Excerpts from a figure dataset
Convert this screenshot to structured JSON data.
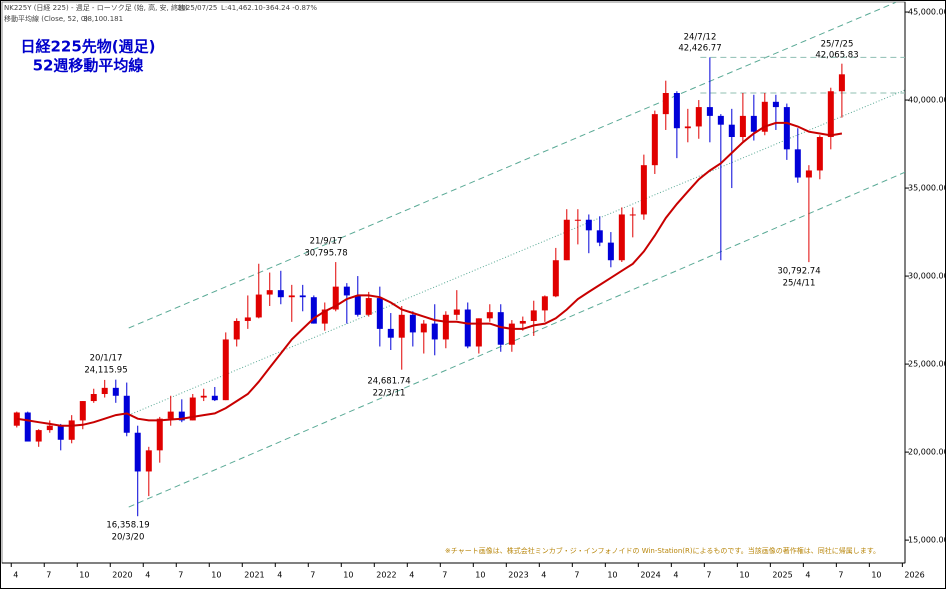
{
  "chart_data": {
    "type": "candlestick",
    "header": {
      "instrument": "NK225Y (日経 225) - 週足 - ローソク足 (始, 高, 安, 終値)",
      "date": "2025/07/25",
      "last_label": "L:41,462.10",
      "change": "-364.24 -0.87%"
    },
    "title": "日経225先物(週足)",
    "subtitle": "52週移動平均線",
    "note": "※チャート画像は、株式会社ミンカブ・ジ・インフォノイドの Win-Station(R)によるものです。当該画像の著作権は、同社に帰属します。",
    "up_color": "#e00000",
    "down_color": "#0000d8",
    "x": [
      2019.292,
      2019.375,
      2019.458,
      2019.542,
      2019.625,
      2019.708,
      2019.792,
      2019.875,
      2019.958,
      2020.042,
      2020.125,
      2020.208,
      2020.292,
      2020.375,
      2020.458,
      2020.542,
      2020.625,
      2020.708,
      2020.792,
      2020.875,
      2020.958,
      2021.042,
      2021.125,
      2021.208,
      2021.292,
      2021.375,
      2021.458,
      2021.542,
      2021.625,
      2021.708,
      2021.792,
      2021.875,
      2021.958,
      2022.042,
      2022.125,
      2022.208,
      2022.292,
      2022.375,
      2022.458,
      2022.542,
      2022.625,
      2022.708,
      2022.792,
      2022.875,
      2022.958,
      2023.042,
      2023.125,
      2023.208,
      2023.292,
      2023.375,
      2023.458,
      2023.542,
      2023.625,
      2023.708,
      2023.792,
      2023.875,
      2023.958,
      2024.042,
      2024.125,
      2024.208,
      2024.292,
      2024.375,
      2024.458,
      2024.542,
      2024.625,
      2024.708,
      2024.792,
      2024.875,
      2024.958,
      2025.042,
      2025.125,
      2025.208,
      2025.292,
      2025.375,
      2025.458,
      2025.542
    ],
    "open": [
      21500,
      22250,
      20600,
      21250,
      21500,
      20700,
      21800,
      22900,
      23300,
      23650,
      23200,
      21100,
      18900,
      20100,
      21900,
      22300,
      21800,
      23100,
      23200,
      22950,
      26400,
      27450,
      27650,
      28950,
      29200,
      28800,
      28900,
      28800,
      27300,
      28100,
      29400,
      28900,
      27800,
      28750,
      27000,
      26500,
      27800,
      26800,
      27300,
      26400,
      27800,
      28100,
      26000,
      27600,
      27950,
      26100,
      27300,
      27450,
      28050,
      28850,
      30900,
      33200,
      33200,
      32600,
      31900,
      30900,
      33500,
      33500,
      36300,
      39200,
      40400,
      38400,
      38500,
      39600,
      39100,
      38600,
      37900,
      39100,
      38200,
      39900,
      39600,
      37200,
      35600,
      36000,
      37900,
      40500
    ],
    "high": [
      22300,
      22300,
      21300,
      21800,
      21600,
      22100,
      22900,
      23600,
      24100,
      24115.95,
      23950,
      21500,
      20300,
      22000,
      23200,
      23000,
      23300,
      23600,
      23700,
      26800,
      27600,
      28900,
      30700,
      30200,
      30300,
      29500,
      29500,
      28900,
      28500,
      30795.78,
      29600,
      30000,
      29100,
      29400,
      27900,
      28300,
      28000,
      27500,
      28400,
      28000,
      29200,
      28500,
      27600,
      28400,
      28400,
      27500,
      27700,
      28600,
      28900,
      31600,
      33800,
      33800,
      33500,
      33400,
      32500,
      33900,
      33900,
      36900,
      39400,
      41100,
      40500,
      39500,
      40000,
      42426.77,
      39200,
      39500,
      40400,
      40300,
      40400,
      40300,
      39800,
      38400,
      36300,
      38000,
      40700,
      42065.83
    ],
    "low": [
      21400,
      20700,
      20300,
      21100,
      20100,
      20500,
      21300,
      22800,
      23100,
      22800,
      20900,
      16358.19,
      17500,
      19400,
      21500,
      21700,
      21800,
      22900,
      22900,
      22950,
      26000,
      27000,
      27600,
      28300,
      28400,
      27400,
      28000,
      27300,
      26900,
      28000,
      27300,
      27700,
      27700,
      26000,
      25800,
      24681.74,
      26000,
      25600,
      25500,
      25900,
      27500,
      25900,
      25600,
      27400,
      25700,
      25700,
      26900,
      26600,
      27400,
      28800,
      30900,
      31800,
      31300,
      31700,
      30500,
      30800,
      32200,
      33200,
      35800,
      38300,
      36700,
      37600,
      37800,
      37600,
      30900,
      35000,
      37600,
      37700,
      38000,
      38300,
      36600,
      35300,
      30792.74,
      35500,
      37200,
      39000
    ],
    "close": [
      22250,
      20600,
      21250,
      21500,
      20700,
      21800,
      22900,
      23300,
      23650,
      23200,
      21100,
      18900,
      20100,
      21900,
      22300,
      21800,
      23100,
      23200,
      22950,
      26400,
      27450,
      27650,
      28950,
      29200,
      28800,
      28900,
      28800,
      27300,
      28100,
      29400,
      28900,
      27800,
      28750,
      27000,
      26500,
      27800,
      26800,
      27300,
      26400,
      27800,
      28100,
      26000,
      27600,
      27950,
      26100,
      27300,
      27450,
      28050,
      28850,
      30900,
      33200,
      33200,
      32600,
      31900,
      30900,
      33500,
      33500,
      36300,
      39200,
      40400,
      38400,
      38500,
      39600,
      39100,
      38600,
      37900,
      39100,
      38200,
      39900,
      39600,
      37200,
      35600,
      36000,
      37900,
      40500,
      41462.1
    ],
    "moving_average": {
      "name": "移動平均線 (Close, 52, 0)",
      "last_label": "38,100.181",
      "color": "#c80000",
      "values": [
        21900,
        21800,
        21700,
        21600,
        21500,
        21500,
        21550,
        21700,
        21900,
        22100,
        22200,
        21900,
        21800,
        21800,
        21850,
        21900,
        22000,
        22100,
        22200,
        22500,
        22900,
        23300,
        24000,
        24800,
        25600,
        26400,
        27000,
        27600,
        28000,
        28300,
        28700,
        28900,
        28900,
        28800,
        28500,
        28100,
        27900,
        27700,
        27500,
        27400,
        27400,
        27300,
        27300,
        27300,
        27100,
        27000,
        27000,
        27200,
        27300,
        27600,
        28100,
        28700,
        29100,
        29500,
        29900,
        30300,
        30700,
        31400,
        32300,
        33300,
        34100,
        34800,
        35500,
        36000,
        36400,
        37000,
        37600,
        38100,
        38500,
        38700,
        38700,
        38500,
        38200,
        38100,
        38000,
        38100.181
      ]
    },
    "trend_lines": [
      {
        "style": "dashed",
        "color": "#5aaa96",
        "points": [
          [
            2020.14,
            27050
          ],
          [
            2025.95,
            45550
          ]
        ]
      },
      {
        "style": "dotted",
        "color": "#5aaa96",
        "points": [
          [
            2020.14,
            22100
          ],
          [
            2026.02,
            40570
          ]
        ]
      },
      {
        "style": "dashed",
        "color": "#5aaa96",
        "points": [
          [
            2020.14,
            16880
          ],
          [
            2026.02,
            35900
          ]
        ]
      },
      {
        "style": "dashed",
        "color": "#8fbfb2",
        "points": [
          [
            2024.47,
            42426.77
          ],
          [
            2026.02,
            42426.77
          ]
        ]
      },
      {
        "style": "dashed",
        "color": "#8fbfb2",
        "points": [
          [
            2024.47,
            40400
          ],
          [
            2026.02,
            40400
          ]
        ]
      }
    ],
    "annotations": [
      {
        "date": "24/7/12",
        "label": "42,426.77"
      },
      {
        "date": "25/7/25",
        "label": "42,065.83"
      },
      {
        "date": "21/9/17",
        "label": "30,795.78"
      },
      {
        "date": "20/1/17",
        "label": "24,115.95"
      },
      {
        "label": "24,681.74",
        "date": "22/3/11"
      },
      {
        "label": "16,358.19",
        "date": "20/3/20"
      },
      {
        "label": "30,792.74",
        "date": "25/4/11"
      }
    ],
    "xlim": [
      2019.18,
      2026.02
    ],
    "ylim": [
      13700,
      45570
    ],
    "xticks": [
      {
        "value": 2019.25,
        "label": "4"
      },
      {
        "value": 2019.5,
        "label": "7"
      },
      {
        "value": 2019.75,
        "label": "10"
      },
      2020,
      {
        "value": 2020.25,
        "label": "4"
      },
      {
        "value": 2020.5,
        "label": "7"
      },
      {
        "value": 2020.75,
        "label": "10"
      },
      2021,
      {
        "value": 2021.25,
        "label": "4"
      },
      {
        "value": 2021.5,
        "label": "7"
      },
      {
        "value": 2021.75,
        "label": "10"
      },
      2022,
      {
        "value": 2022.25,
        "label": "4"
      },
      {
        "value": 2022.5,
        "label": "7"
      },
      {
        "value": 2022.75,
        "label": "10"
      },
      2023,
      {
        "value": 2023.25,
        "label": "4"
      },
      {
        "value": 2023.5,
        "label": "7"
      },
      {
        "value": 2023.75,
        "label": "10"
      },
      2024,
      {
        "value": 2024.25,
        "label": "4"
      },
      {
        "value": 2024.5,
        "label": "7"
      },
      {
        "value": 2024.75,
        "label": "10"
      },
      2025,
      {
        "value": 2025.25,
        "label": "4"
      },
      {
        "value": 2025.5,
        "label": "7"
      },
      {
        "value": 2025.75,
        "label": "10"
      },
      2026
    ],
    "yticks": [
      {
        "value": 15000,
        "label": "15,000.00"
      },
      {
        "value": 20000,
        "label": "20,000.00"
      },
      {
        "value": 25000,
        "label": "25,000.00"
      },
      {
        "value": 30000,
        "label": "30,000.00"
      },
      {
        "value": 35000,
        "label": "35,000.00"
      },
      {
        "value": 40000,
        "label": "40,000.00"
      },
      {
        "value": 45000,
        "label": "45,000.00"
      }
    ]
  }
}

- **INSTRUCTIONS TO FOLLOW**:
Using the listing above, list every line in which the string "date" occurs.

- **SOLUTION FOR THIS TASK**:
      "date": "2025/07/25",
        "date": "24/7/12",
        "date": "25/7/25",
        "date": "21/9/17",
        "date": "20/1/17",
        "date": "22/3/11"
        "date": "20/3/20"
        "date": "25/4/11"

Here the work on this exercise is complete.